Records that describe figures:
--- START ---
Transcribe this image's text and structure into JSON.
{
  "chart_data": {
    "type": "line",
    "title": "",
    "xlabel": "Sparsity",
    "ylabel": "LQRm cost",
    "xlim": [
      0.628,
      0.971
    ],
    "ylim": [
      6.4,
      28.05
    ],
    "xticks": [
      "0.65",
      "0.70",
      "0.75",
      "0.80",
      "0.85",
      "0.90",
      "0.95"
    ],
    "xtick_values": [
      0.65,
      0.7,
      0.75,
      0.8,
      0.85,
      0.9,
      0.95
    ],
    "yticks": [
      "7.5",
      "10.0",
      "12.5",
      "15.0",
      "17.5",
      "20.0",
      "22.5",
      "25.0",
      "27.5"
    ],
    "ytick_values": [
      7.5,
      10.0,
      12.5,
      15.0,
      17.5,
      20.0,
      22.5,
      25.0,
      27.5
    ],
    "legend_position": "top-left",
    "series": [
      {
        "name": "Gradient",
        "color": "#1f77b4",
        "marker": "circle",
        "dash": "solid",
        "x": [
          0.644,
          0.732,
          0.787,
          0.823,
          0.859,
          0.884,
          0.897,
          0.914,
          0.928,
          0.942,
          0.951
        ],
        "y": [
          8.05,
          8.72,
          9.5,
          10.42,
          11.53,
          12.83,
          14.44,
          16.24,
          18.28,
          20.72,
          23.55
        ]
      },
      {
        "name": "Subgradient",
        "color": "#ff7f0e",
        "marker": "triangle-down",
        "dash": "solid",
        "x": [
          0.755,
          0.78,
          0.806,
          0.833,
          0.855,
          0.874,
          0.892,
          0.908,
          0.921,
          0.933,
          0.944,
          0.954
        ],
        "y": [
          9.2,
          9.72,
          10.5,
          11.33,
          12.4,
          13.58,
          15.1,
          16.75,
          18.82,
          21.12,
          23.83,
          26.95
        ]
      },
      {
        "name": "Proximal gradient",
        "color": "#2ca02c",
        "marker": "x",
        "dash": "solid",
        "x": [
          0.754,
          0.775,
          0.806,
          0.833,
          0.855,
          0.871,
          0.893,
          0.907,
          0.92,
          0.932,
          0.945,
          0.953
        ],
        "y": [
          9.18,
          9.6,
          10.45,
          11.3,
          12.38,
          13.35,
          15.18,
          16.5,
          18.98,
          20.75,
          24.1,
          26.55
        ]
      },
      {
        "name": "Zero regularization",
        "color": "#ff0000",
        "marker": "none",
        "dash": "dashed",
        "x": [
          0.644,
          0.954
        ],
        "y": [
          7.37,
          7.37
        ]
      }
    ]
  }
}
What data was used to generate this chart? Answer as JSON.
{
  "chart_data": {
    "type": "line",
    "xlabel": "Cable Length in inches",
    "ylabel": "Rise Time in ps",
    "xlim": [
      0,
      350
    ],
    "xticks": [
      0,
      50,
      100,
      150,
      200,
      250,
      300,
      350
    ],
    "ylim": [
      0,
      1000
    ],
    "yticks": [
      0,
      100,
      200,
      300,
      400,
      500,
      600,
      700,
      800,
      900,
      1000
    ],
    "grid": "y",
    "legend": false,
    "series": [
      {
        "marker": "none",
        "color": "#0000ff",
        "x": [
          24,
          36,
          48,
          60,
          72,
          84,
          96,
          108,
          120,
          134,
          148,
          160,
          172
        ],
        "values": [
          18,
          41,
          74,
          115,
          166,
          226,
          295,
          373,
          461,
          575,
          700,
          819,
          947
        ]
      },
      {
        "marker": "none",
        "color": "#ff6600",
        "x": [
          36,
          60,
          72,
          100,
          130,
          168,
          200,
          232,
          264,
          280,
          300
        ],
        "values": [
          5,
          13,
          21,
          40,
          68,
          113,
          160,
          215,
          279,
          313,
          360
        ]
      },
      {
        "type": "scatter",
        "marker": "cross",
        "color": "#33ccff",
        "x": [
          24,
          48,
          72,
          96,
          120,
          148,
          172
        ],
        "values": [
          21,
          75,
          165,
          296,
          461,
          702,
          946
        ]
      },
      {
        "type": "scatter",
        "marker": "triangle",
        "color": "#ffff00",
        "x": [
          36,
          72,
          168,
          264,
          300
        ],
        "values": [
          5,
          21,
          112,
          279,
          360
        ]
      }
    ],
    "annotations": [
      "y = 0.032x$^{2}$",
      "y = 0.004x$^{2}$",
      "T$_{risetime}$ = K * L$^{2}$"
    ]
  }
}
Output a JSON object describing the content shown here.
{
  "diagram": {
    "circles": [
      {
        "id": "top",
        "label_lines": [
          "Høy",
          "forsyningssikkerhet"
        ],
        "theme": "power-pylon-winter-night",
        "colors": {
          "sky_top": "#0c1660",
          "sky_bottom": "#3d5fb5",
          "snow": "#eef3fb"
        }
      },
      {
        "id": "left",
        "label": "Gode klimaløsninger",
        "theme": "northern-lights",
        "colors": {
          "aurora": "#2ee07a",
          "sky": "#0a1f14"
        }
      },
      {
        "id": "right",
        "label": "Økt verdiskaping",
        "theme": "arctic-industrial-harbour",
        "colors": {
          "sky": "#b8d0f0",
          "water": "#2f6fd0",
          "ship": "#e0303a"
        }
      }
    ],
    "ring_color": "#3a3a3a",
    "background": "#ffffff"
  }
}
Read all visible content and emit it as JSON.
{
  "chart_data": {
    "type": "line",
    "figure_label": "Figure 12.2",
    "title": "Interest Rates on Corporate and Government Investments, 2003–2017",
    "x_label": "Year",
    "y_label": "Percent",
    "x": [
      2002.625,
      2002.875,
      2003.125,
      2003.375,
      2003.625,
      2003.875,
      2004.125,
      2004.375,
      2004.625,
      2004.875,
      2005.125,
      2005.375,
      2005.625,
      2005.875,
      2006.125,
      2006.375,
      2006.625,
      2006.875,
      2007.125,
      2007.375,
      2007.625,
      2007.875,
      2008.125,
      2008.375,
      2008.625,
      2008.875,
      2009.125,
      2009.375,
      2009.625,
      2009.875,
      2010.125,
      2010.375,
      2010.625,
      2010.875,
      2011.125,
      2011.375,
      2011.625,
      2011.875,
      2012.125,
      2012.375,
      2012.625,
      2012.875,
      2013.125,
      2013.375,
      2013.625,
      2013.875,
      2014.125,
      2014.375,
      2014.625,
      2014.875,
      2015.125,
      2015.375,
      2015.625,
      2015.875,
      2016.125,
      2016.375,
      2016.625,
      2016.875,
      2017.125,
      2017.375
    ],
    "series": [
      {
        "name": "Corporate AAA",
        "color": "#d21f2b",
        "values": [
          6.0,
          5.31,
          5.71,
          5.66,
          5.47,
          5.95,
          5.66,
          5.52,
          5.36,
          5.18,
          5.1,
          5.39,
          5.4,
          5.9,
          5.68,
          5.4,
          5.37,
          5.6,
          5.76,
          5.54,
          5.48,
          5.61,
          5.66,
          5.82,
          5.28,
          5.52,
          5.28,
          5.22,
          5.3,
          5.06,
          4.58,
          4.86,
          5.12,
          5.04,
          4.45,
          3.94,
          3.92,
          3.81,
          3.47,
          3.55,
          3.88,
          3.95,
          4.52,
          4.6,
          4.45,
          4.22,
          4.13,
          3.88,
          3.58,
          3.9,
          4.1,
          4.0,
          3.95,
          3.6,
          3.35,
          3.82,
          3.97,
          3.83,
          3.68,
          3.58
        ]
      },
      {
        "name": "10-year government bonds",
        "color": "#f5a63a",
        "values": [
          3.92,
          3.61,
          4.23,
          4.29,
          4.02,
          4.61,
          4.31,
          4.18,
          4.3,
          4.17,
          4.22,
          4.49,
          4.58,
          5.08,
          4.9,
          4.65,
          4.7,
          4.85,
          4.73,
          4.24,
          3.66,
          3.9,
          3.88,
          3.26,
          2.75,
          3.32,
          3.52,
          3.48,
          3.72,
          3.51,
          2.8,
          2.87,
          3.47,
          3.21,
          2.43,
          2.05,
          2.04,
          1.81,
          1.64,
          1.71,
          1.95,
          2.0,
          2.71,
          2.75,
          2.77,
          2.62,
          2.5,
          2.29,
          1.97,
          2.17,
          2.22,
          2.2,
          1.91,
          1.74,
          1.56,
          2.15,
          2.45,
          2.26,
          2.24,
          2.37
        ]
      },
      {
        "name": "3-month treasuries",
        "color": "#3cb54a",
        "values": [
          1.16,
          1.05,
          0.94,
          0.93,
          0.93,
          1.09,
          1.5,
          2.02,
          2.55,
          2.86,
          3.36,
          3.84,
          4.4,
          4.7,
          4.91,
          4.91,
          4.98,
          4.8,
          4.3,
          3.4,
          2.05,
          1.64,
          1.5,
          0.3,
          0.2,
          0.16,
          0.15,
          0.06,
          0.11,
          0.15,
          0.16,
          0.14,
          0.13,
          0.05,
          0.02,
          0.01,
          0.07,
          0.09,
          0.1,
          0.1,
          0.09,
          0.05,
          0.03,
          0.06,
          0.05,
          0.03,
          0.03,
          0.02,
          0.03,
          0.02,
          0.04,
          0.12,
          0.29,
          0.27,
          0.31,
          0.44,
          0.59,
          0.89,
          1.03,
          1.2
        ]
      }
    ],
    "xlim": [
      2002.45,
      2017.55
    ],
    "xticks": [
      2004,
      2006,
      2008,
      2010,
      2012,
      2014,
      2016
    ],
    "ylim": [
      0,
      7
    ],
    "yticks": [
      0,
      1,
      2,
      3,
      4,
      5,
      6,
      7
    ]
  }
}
--- END ---
- **Task brief**
Collect every line above that contains the word "JSON".

- **Correct result**
Transcribe this image's text and structure into JSON.
What data was used to generate this chart? Answer as JSON.
Output a JSON object describing the content shown here.
Read all visible content and emit it as JSON.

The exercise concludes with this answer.